- [Set problem]: Set down exactly, and only, the lines from the one with "Extract the structured" to the final line of the entries, both included.

** BEGIN Material provided **

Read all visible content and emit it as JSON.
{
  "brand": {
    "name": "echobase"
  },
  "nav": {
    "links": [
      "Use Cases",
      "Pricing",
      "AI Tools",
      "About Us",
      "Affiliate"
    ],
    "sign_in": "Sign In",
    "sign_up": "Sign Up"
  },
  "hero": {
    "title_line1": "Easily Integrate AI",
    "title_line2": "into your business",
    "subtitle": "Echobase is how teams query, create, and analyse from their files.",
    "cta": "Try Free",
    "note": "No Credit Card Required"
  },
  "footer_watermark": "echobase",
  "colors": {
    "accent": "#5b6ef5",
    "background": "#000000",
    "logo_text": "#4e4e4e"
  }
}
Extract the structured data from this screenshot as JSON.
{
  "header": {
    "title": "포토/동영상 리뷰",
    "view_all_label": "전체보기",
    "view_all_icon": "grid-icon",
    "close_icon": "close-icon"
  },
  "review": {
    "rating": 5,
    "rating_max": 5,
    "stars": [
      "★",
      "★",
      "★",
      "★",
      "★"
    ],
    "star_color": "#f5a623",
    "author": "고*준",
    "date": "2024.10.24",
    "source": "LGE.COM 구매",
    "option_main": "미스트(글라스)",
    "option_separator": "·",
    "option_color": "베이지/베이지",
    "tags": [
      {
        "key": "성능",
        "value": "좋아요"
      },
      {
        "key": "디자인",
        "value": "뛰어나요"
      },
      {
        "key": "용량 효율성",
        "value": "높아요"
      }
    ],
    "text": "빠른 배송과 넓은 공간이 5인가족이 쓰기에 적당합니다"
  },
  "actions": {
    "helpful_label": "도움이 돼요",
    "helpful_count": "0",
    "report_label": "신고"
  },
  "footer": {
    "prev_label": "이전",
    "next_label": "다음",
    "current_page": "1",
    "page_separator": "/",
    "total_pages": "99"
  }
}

** END Material provided **

- [Task output]:
Extract the structured data from this screenshot as JSON.
{
  "header": {
    "title": "포토/동영상 리뷰",
    "view_all_label": "전체보기",
    "view_all_icon": "grid-icon",
    "close_icon": "close-icon"
  },
  "review": {
    "rating": 5,
    "rating_max": 5,
    "stars": [
      "★",
      "★",
      "★",
      "★",
      "★"
    ],
    "star_color": "#f5a623",
    "author": "고*준",
    "date": "2024.10.24",
    "source": "LGE.COM 구매",
    "option_main": "미스트(글라스)",
    "option_separator": "·",
    "option_color": "베이지/베이지",
    "tags": [
      {
        "key": "성능",
        "value": "좋아요"
      },
      {
        "key": "디자인",
        "value": "뛰어나요"
      },
      {
        "key": "용량 효율성",
        "value": "높아요"
      }
    ],
    "text": "빠른 배송과 넓은 공간이 5인가족이 쓰기에 적당합니다"
  },
  "actions": {
    "helpful_label": "도움이 돼요",
    "helpful_count": "0",
    "report_label": "신고"
  },
  "footer": {
    "prev_label": "이전",
    "next_label": "다음",
    "current_page": "1",
    "page_separator": "/",
    "total_pages": "99"
  }
}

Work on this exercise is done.